-- Start of Input --
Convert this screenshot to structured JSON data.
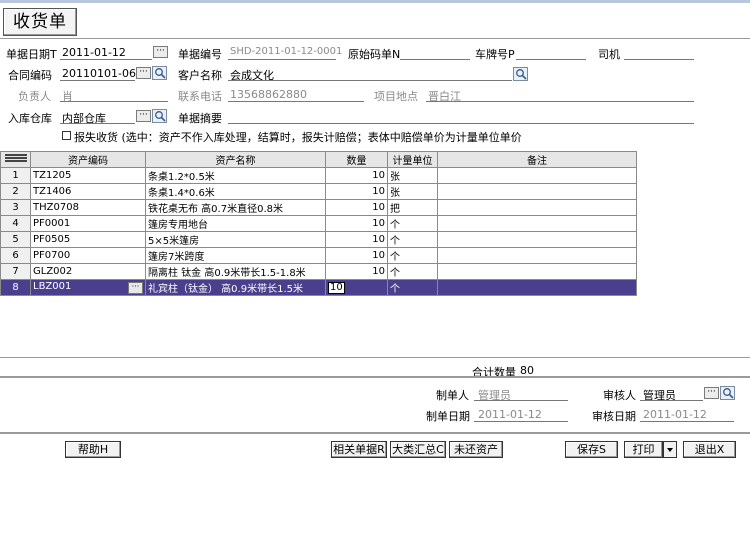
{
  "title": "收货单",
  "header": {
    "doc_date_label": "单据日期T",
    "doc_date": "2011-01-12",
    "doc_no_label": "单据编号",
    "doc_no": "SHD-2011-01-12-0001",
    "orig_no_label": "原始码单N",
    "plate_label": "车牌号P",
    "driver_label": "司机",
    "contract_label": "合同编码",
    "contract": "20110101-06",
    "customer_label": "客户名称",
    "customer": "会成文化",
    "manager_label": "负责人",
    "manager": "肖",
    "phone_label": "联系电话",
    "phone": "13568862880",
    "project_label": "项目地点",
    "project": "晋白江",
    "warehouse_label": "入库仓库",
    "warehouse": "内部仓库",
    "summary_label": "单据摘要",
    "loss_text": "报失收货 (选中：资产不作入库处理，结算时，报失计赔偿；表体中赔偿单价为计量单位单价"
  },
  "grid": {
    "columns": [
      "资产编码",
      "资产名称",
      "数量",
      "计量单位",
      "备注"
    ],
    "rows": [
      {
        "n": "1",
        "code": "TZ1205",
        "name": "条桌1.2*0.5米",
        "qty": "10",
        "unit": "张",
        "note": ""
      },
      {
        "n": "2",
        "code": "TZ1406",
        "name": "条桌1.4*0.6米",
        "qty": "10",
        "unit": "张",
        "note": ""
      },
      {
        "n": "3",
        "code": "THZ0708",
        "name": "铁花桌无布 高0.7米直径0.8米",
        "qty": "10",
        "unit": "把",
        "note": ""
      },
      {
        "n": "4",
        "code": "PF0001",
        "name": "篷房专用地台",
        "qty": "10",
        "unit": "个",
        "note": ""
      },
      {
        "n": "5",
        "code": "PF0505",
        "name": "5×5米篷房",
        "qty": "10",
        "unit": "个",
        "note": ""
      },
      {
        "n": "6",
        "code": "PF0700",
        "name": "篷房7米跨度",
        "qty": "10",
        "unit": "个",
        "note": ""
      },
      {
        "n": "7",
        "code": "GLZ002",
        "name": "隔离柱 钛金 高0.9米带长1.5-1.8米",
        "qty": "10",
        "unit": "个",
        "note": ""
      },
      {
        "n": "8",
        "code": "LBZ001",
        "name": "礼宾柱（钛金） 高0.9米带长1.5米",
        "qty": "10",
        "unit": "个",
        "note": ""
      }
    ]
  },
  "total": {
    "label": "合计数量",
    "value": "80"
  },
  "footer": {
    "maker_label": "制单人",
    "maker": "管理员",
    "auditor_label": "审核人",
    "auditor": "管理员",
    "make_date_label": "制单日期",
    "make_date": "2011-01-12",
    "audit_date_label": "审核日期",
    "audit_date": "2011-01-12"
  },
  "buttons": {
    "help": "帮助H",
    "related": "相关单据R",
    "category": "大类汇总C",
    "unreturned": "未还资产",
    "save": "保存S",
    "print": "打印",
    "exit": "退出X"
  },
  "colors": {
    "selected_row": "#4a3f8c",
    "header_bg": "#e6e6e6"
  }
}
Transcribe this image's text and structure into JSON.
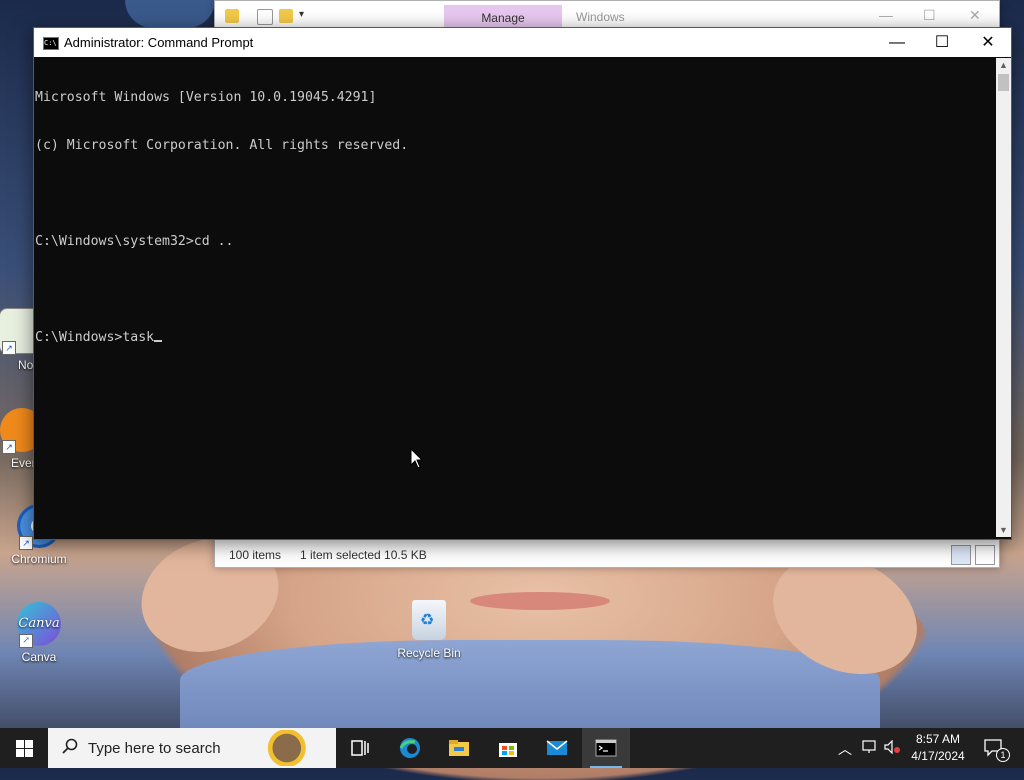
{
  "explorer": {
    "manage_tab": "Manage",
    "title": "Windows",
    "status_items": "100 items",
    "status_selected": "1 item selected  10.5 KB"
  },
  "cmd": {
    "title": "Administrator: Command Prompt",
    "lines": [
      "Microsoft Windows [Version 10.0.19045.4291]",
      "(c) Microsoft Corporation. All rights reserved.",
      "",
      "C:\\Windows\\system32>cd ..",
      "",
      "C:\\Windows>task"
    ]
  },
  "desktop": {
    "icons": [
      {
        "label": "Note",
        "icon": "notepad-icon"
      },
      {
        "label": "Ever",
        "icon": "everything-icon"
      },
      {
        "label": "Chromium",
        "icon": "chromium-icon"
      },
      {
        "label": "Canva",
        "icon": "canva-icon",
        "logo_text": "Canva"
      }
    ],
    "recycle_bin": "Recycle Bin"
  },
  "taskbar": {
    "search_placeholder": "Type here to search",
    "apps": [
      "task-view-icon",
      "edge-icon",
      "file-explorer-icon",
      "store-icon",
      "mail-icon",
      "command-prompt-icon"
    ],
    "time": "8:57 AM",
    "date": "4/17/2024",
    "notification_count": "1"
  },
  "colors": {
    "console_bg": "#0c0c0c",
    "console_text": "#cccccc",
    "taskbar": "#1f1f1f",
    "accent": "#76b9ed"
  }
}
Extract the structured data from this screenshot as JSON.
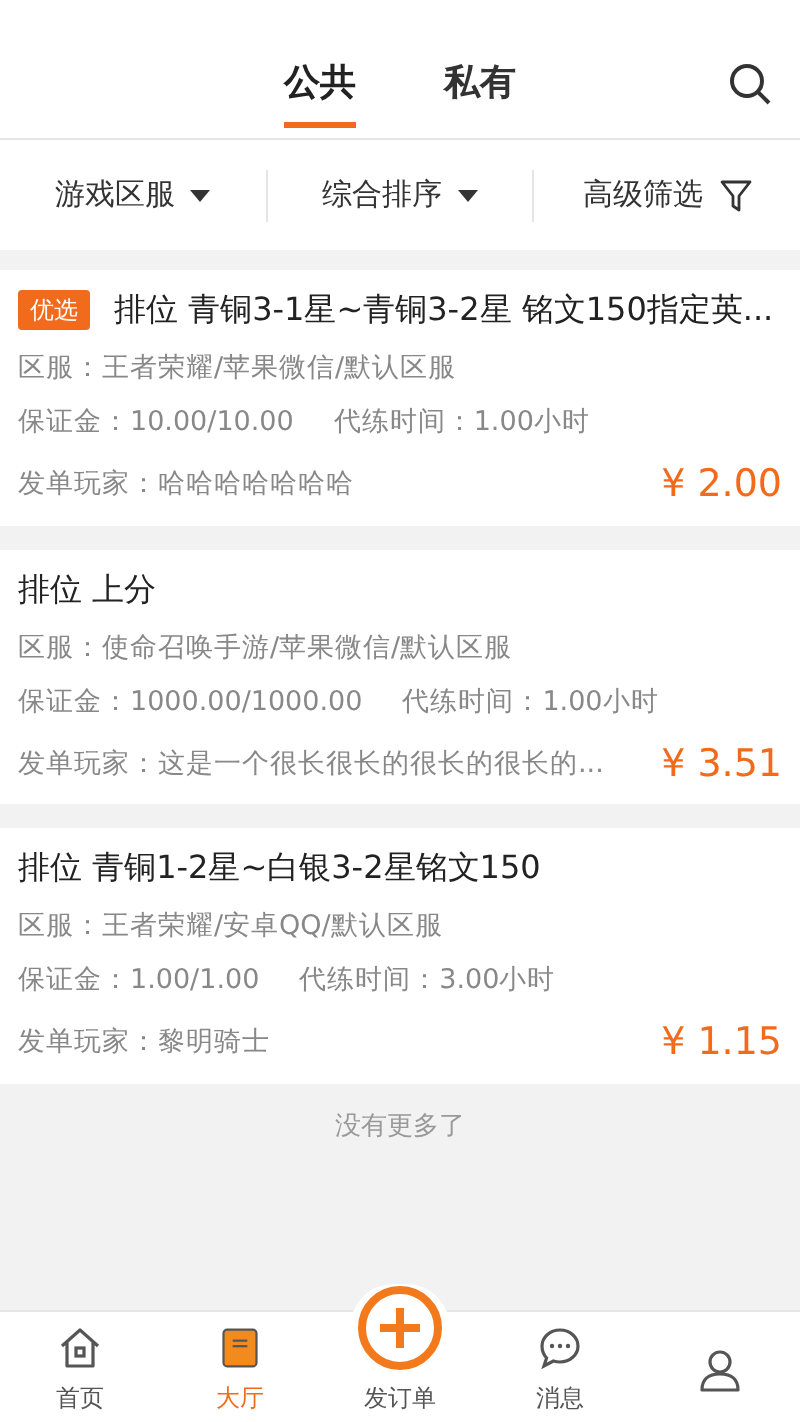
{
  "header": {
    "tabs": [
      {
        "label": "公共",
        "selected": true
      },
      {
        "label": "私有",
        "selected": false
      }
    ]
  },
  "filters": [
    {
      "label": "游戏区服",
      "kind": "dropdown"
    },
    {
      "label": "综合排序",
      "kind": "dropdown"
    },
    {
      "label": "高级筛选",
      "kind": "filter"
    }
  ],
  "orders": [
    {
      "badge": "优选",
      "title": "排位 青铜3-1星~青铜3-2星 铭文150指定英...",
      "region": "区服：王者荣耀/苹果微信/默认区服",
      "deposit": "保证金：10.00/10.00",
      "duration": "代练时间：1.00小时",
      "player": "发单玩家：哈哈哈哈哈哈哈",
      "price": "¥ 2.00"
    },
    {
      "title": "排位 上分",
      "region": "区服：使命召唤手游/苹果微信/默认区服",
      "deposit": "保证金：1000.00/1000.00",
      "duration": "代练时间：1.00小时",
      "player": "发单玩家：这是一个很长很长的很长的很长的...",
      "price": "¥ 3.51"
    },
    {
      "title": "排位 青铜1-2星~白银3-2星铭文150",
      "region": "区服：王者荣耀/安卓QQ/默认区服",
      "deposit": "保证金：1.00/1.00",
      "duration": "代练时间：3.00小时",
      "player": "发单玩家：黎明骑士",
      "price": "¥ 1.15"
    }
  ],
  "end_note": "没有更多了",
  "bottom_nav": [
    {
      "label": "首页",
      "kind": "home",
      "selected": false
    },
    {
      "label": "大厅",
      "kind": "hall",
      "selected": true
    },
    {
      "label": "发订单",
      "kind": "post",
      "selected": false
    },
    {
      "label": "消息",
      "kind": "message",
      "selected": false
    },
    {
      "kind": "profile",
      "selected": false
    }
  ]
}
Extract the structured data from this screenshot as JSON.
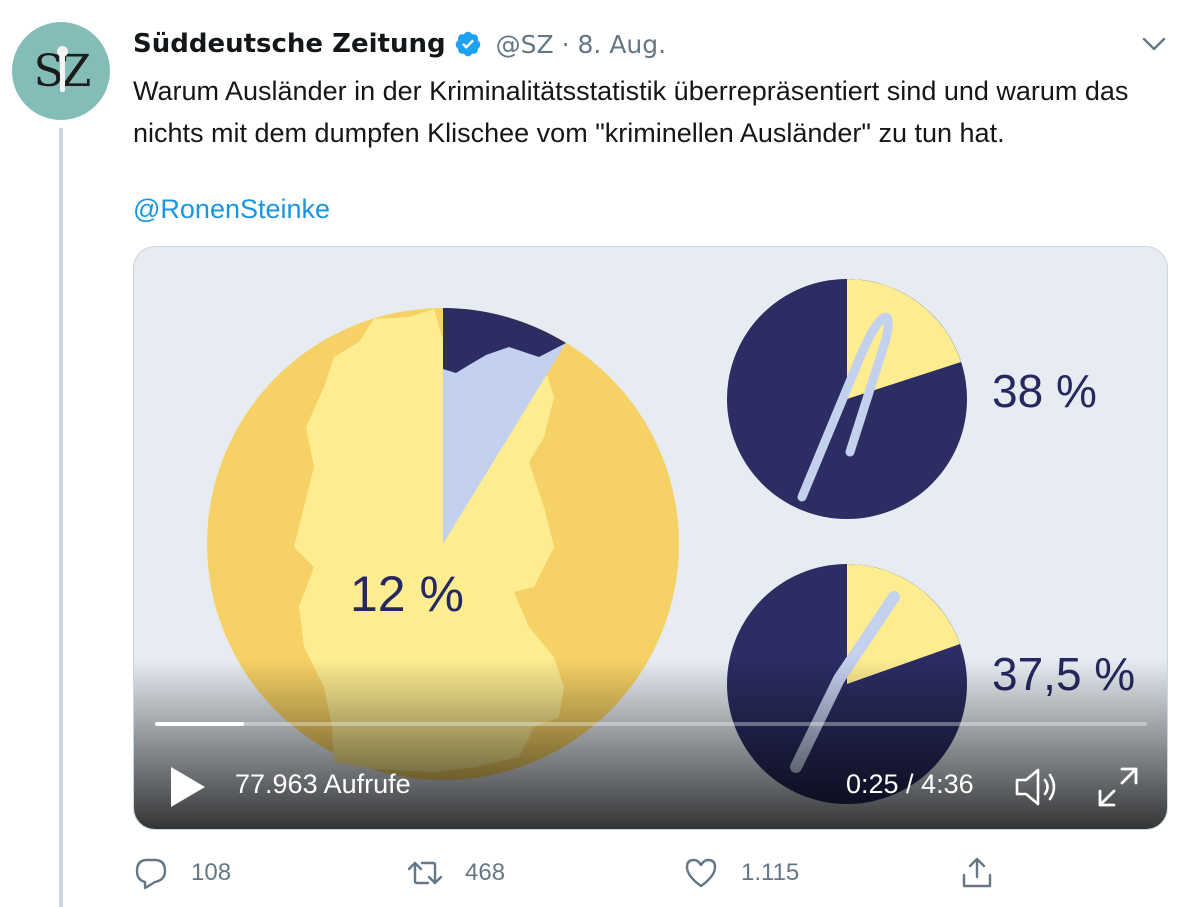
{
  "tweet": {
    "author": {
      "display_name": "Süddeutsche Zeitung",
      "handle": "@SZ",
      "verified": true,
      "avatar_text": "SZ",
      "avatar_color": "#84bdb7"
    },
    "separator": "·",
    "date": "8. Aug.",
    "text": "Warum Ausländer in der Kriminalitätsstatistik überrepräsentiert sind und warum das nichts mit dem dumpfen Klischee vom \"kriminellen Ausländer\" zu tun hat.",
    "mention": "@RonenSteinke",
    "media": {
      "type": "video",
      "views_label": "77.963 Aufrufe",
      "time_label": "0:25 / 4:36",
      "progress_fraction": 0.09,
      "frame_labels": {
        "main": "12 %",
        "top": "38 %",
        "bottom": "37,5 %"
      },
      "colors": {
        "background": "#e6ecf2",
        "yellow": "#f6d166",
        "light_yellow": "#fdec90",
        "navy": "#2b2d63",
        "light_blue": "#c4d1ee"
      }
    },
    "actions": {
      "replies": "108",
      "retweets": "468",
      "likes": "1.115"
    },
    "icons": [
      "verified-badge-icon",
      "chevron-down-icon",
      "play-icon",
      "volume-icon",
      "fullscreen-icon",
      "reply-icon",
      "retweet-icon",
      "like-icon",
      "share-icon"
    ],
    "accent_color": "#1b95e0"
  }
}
-- End of Input --
• _What is required_
Copy every record above exactly, leaving out any pictures.

• _Answer below_
Convert this screenshot to structured JSON data.
{
  "title": "收货单",
  "header": {
    "doc_date_label": "单据日期T",
    "doc_date": "2011-01-12",
    "doc_no_label": "单据编号",
    "doc_no": "SHD-2011-01-12-0001",
    "orig_no_label": "原始码单N",
    "plate_label": "车牌号P",
    "driver_label": "司机",
    "contract_label": "合同编码",
    "contract": "20110101-06",
    "customer_label": "客户名称",
    "customer": "会成文化",
    "manager_label": "负责人",
    "manager": "肖",
    "phone_label": "联系电话",
    "phone": "13568862880",
    "project_label": "项目地点",
    "project": "晋白江",
    "warehouse_label": "入库仓库",
    "warehouse": "内部仓库",
    "summary_label": "单据摘要",
    "loss_text": "报失收货 (选中：资产不作入库处理，结算时，报失计赔偿；表体中赔偿单价为计量单位单价"
  },
  "grid": {
    "columns": [
      "资产编码",
      "资产名称",
      "数量",
      "计量单位",
      "备注"
    ],
    "rows": [
      {
        "n": "1",
        "code": "TZ1205",
        "name": "条桌1.2*0.5米",
        "qty": "10",
        "unit": "张",
        "note": ""
      },
      {
        "n": "2",
        "code": "TZ1406",
        "name": "条桌1.4*0.6米",
        "qty": "10",
        "unit": "张",
        "note": ""
      },
      {
        "n": "3",
        "code": "THZ0708",
        "name": "铁花桌无布 高0.7米直径0.8米",
        "qty": "10",
        "unit": "把",
        "note": ""
      },
      {
        "n": "4",
        "code": "PF0001",
        "name": "篷房专用地台",
        "qty": "10",
        "unit": "个",
        "note": ""
      },
      {
        "n": "5",
        "code": "PF0505",
        "name": "5×5米篷房",
        "qty": "10",
        "unit": "个",
        "note": ""
      },
      {
        "n": "6",
        "code": "PF0700",
        "name": "篷房7米跨度",
        "qty": "10",
        "unit": "个",
        "note": ""
      },
      {
        "n": "7",
        "code": "GLZ002",
        "name": "隔离柱 钛金 高0.9米带长1.5-1.8米",
        "qty": "10",
        "unit": "个",
        "note": ""
      },
      {
        "n": "8",
        "code": "LBZ001",
        "name": "礼宾柱（钛金） 高0.9米带长1.5米",
        "qty": "10",
        "unit": "个",
        "note": ""
      }
    ]
  },
  "total": {
    "label": "合计数量",
    "value": "80"
  },
  "footer": {
    "maker_label": "制单人",
    "maker": "管理员",
    "auditor_label": "审核人",
    "auditor": "管理员",
    "make_date_label": "制单日期",
    "make_date": "2011-01-12",
    "audit_date_label": "审核日期",
    "audit_date": "2011-01-12"
  },
  "buttons": {
    "help": "帮助H",
    "related": "相关单据R",
    "category": "大类汇总C",
    "unreturned": "未还资产",
    "save": "保存S",
    "print": "打印",
    "exit": "退出X"
  },
  "colors": {
    "selected_row": "#4a3f8c",
    "header_bg": "#e6e6e6"
  }
}
Transcribe this image's text and structure into JSON.
{
  "explorer": {
    "manage_tab": "Manage",
    "title": "Windows",
    "status_items": "100 items",
    "status_selected": "1 item selected  10.5 KB"
  },
  "cmd": {
    "title": "Administrator: Command Prompt",
    "lines": [
      "Microsoft Windows [Version 10.0.19045.4291]",
      "(c) Microsoft Corporation. All rights reserved.",
      "",
      "C:\\Windows\\system32>cd ..",
      "",
      "C:\\Windows>task"
    ]
  },
  "desktop": {
    "icons": [
      {
        "label": "Note",
        "icon": "notepad-icon"
      },
      {
        "label": "Ever",
        "icon": "everything-icon"
      },
      {
        "label": "Chromium",
        "icon": "chromium-icon"
      },
      {
        "label": "Canva",
        "icon": "canva-icon",
        "logo_text": "Canva"
      }
    ],
    "recycle_bin": "Recycle Bin"
  },
  "taskbar": {
    "search_placeholder": "Type here to search",
    "apps": [
      "task-view-icon",
      "edge-icon",
      "file-explorer-icon",
      "store-icon",
      "mail-icon",
      "command-prompt-icon"
    ],
    "time": "8:57 AM",
    "date": "4/17/2024",
    "notification_count": "1"
  },
  "colors": {
    "console_bg": "#0c0c0c",
    "console_text": "#cccccc",
    "taskbar": "#1f1f1f",
    "accent": "#76b9ed"
  }
}
Extract the structured data from this screenshot as JSON.
{
  "header": {
    "tabs": [
      {
        "label": "公共",
        "selected": true
      },
      {
        "label": "私有",
        "selected": false
      }
    ]
  },
  "filters": [
    {
      "label": "游戏区服",
      "kind": "dropdown"
    },
    {
      "label": "综合排序",
      "kind": "dropdown"
    },
    {
      "label": "高级筛选",
      "kind": "filter"
    }
  ],
  "orders": [
    {
      "badge": "优选",
      "title": "排位 青铜3-1星~青铜3-2星 铭文150指定英...",
      "region": "区服：王者荣耀/苹果微信/默认区服",
      "deposit": "保证金：10.00/10.00",
      "duration": "代练时间：1.00小时",
      "player": "发单玩家：哈哈哈哈哈哈哈",
      "price": "¥ 2.00"
    },
    {
      "title": "排位 上分",
      "region": "区服：使命召唤手游/苹果微信/默认区服",
      "deposit": "保证金：1000.00/1000.00",
      "duration": "代练时间：1.00小时",
      "player": "发单玩家：这是一个很长很长的很长的很长的...",
      "price": "¥ 3.51"
    },
    {
      "title": "排位 青铜1-2星~白银3-2星铭文150",
      "region": "区服：王者荣耀/安卓QQ/默认区服",
      "deposit": "保证金：1.00/1.00",
      "duration": "代练时间：3.00小时",
      "player": "发单玩家：黎明骑士",
      "price": "¥ 1.15"
    }
  ],
  "end_note": "没有更多了",
  "bottom_nav": [
    {
      "label": "首页",
      "kind": "home",
      "selected": false
    },
    {
      "label": "大厅",
      "kind": "hall",
      "selected": true
    },
    {
      "label": "发订单",
      "kind": "post",
      "selected": false
    },
    {
      "label": "消息",
      "kind": "message",
      "selected": false
    },
    {
      "kind": "profile",
      "selected": false
    }
  ]
}
Extract the structured data from this screenshot as JSON.
{
  "tweet": {
    "author": {
      "display_name": "Süddeutsche Zeitung",
      "handle": "@SZ",
      "verified": true,
      "avatar_text": "SZ",
      "avatar_color": "#84bdb7"
    },
    "separator": "·",
    "date": "8. Aug.",
    "text": "Warum Ausländer in der Kriminalitätsstatistik überrepräsentiert sind und warum das nichts mit dem dumpfen Klischee vom \"kriminellen Ausländer\" zu tun hat.",
    "mention": "@RonenSteinke",
    "media": {
      "type": "video",
      "views_label": "77.963 Aufrufe",
      "time_label": "0:25 / 4:36",
      "progress_fraction": 0.09,
      "frame_labels": {
        "main": "12 %",
        "top": "38 %",
        "bottom": "37,5 %"
      },
      "colors": {
        "background": "#e6ecf2",
        "yellow": "#f6d166",
        "light_yellow": "#fdec90",
        "navy": "#2b2d63",
        "light_blue": "#c4d1ee"
      }
    },
    "actions": {
      "replies": "108",
      "retweets": "468",
      "likes": "1.115"
    },
    "icons": [
      "verified-badge-icon",
      "chevron-down-icon",
      "play-icon",
      "volume-icon",
      "fullscreen-icon",
      "reply-icon",
      "retweet-icon",
      "like-icon",
      "share-icon"
    ],
    "accent_color": "#1b95e0"
  }
}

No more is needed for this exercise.